#### [WRITTEN REQUEST]
Extract every line below that contains the word "وذلك".
- - - - -
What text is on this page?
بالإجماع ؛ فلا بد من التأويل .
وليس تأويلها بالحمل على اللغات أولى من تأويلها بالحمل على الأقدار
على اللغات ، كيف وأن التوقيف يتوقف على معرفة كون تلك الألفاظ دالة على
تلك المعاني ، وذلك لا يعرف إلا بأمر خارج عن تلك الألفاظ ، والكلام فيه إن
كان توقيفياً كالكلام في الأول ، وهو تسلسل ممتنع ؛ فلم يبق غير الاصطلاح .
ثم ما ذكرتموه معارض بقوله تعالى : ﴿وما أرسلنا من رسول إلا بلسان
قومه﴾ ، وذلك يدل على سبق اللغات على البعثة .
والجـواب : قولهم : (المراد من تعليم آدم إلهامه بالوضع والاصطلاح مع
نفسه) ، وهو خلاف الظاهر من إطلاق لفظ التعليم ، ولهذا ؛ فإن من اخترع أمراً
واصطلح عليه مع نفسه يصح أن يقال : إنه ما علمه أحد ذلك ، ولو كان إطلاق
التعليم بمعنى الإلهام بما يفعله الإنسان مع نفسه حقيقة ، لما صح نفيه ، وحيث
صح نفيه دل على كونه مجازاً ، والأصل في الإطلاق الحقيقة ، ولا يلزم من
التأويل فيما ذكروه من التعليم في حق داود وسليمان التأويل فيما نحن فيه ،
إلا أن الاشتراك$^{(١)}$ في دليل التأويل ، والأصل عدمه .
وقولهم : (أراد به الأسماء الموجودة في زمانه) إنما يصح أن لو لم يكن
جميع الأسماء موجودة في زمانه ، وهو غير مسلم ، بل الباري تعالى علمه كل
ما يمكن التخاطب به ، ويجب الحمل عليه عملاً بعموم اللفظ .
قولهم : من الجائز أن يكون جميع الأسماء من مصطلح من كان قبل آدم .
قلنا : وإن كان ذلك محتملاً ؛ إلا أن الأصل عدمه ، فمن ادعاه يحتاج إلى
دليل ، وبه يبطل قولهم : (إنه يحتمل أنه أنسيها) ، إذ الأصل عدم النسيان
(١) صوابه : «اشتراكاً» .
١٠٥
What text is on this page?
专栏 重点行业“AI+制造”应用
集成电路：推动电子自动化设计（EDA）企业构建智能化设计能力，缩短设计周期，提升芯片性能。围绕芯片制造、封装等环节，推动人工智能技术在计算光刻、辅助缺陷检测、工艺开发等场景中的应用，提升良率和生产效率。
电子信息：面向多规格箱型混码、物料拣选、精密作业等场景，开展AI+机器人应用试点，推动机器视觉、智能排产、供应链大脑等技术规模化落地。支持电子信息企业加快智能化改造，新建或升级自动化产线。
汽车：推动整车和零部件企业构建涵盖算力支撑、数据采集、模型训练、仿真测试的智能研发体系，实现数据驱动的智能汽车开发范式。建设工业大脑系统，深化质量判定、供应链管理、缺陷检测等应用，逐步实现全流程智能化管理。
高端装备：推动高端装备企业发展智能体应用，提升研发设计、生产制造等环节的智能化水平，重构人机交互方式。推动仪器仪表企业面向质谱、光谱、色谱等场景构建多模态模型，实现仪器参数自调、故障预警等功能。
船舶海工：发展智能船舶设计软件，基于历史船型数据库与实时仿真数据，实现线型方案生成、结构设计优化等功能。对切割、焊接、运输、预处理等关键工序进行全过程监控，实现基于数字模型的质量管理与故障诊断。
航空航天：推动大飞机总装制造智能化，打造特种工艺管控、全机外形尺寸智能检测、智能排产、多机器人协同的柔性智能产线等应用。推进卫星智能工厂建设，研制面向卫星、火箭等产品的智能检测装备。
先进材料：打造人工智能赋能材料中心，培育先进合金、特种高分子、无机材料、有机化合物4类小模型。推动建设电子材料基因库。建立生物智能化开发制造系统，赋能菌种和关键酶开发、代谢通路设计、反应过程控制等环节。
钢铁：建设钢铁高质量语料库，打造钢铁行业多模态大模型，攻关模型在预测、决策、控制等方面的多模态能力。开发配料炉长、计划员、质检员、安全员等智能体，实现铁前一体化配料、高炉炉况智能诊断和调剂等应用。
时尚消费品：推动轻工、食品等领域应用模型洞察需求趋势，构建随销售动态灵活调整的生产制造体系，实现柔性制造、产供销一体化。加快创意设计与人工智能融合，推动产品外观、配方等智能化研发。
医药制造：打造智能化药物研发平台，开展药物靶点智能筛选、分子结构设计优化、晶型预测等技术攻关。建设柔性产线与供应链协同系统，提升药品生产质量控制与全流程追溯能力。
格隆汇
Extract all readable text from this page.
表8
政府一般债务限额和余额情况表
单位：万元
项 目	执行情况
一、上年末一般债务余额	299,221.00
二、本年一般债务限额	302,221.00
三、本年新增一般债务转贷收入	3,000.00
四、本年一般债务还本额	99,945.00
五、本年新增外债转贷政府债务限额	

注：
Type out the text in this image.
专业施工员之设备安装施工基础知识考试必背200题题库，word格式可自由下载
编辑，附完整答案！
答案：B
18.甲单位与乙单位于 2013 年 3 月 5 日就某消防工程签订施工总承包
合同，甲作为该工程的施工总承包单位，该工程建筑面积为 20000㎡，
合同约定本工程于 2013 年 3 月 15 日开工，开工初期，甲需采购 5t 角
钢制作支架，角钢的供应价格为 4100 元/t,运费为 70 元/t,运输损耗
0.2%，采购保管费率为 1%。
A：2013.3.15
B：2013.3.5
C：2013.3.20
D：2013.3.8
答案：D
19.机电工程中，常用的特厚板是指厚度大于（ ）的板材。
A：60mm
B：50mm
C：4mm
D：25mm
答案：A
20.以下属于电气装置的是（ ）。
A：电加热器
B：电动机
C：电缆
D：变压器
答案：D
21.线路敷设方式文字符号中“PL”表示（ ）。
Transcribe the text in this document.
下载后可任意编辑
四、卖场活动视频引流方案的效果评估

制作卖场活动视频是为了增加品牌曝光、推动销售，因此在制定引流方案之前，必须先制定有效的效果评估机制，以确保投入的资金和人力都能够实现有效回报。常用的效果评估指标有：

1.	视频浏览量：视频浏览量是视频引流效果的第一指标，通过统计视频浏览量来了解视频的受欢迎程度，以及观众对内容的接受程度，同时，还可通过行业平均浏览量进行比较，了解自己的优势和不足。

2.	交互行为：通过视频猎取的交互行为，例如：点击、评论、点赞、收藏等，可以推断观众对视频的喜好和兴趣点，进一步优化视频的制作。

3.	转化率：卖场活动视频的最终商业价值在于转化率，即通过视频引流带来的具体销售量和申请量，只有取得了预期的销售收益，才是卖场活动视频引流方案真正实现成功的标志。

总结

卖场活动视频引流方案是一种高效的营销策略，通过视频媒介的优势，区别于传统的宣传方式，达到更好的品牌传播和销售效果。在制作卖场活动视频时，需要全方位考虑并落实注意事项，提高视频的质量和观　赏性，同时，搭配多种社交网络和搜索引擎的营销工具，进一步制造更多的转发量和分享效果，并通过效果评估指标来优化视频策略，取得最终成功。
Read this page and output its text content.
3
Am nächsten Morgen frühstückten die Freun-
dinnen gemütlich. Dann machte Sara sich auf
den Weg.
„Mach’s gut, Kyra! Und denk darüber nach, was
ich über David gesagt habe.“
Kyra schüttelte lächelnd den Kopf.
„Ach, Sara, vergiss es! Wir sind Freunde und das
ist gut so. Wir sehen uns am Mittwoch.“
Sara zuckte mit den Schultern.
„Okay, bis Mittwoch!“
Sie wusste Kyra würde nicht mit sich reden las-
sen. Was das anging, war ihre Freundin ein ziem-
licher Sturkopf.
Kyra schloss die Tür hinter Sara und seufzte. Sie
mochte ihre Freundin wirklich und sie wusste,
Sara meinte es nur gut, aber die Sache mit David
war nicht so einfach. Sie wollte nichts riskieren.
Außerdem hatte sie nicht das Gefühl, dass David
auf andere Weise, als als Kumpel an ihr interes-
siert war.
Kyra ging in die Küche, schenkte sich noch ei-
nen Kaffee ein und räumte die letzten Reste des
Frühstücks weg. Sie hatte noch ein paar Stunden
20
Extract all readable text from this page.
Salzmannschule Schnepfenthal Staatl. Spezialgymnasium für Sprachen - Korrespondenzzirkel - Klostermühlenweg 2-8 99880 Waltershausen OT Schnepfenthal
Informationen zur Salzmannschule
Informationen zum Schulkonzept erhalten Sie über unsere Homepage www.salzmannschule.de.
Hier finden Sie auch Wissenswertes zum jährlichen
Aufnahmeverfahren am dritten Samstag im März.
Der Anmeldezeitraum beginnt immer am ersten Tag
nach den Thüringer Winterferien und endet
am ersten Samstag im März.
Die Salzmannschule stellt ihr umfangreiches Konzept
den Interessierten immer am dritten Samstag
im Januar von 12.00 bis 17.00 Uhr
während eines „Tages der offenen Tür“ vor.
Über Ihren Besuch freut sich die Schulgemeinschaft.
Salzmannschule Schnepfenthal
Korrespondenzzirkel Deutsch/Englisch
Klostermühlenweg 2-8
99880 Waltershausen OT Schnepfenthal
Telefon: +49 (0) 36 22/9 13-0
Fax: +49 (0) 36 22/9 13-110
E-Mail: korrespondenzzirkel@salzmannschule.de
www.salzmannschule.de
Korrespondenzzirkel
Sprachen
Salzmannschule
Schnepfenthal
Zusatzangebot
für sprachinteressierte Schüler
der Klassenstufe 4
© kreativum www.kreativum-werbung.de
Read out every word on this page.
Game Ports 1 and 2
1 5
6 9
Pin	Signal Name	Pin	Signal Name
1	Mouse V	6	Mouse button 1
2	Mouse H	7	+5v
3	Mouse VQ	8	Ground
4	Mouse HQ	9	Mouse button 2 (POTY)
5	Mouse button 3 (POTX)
- - - - -
#### [REPLY]
تلك المعاني ، وذلك لا يعرف إلا بأمر خارج عن تلك الألفاظ ، والكلام فيه إن
قومه﴾ ، وذلك يدل على سبق اللغات على البعثة .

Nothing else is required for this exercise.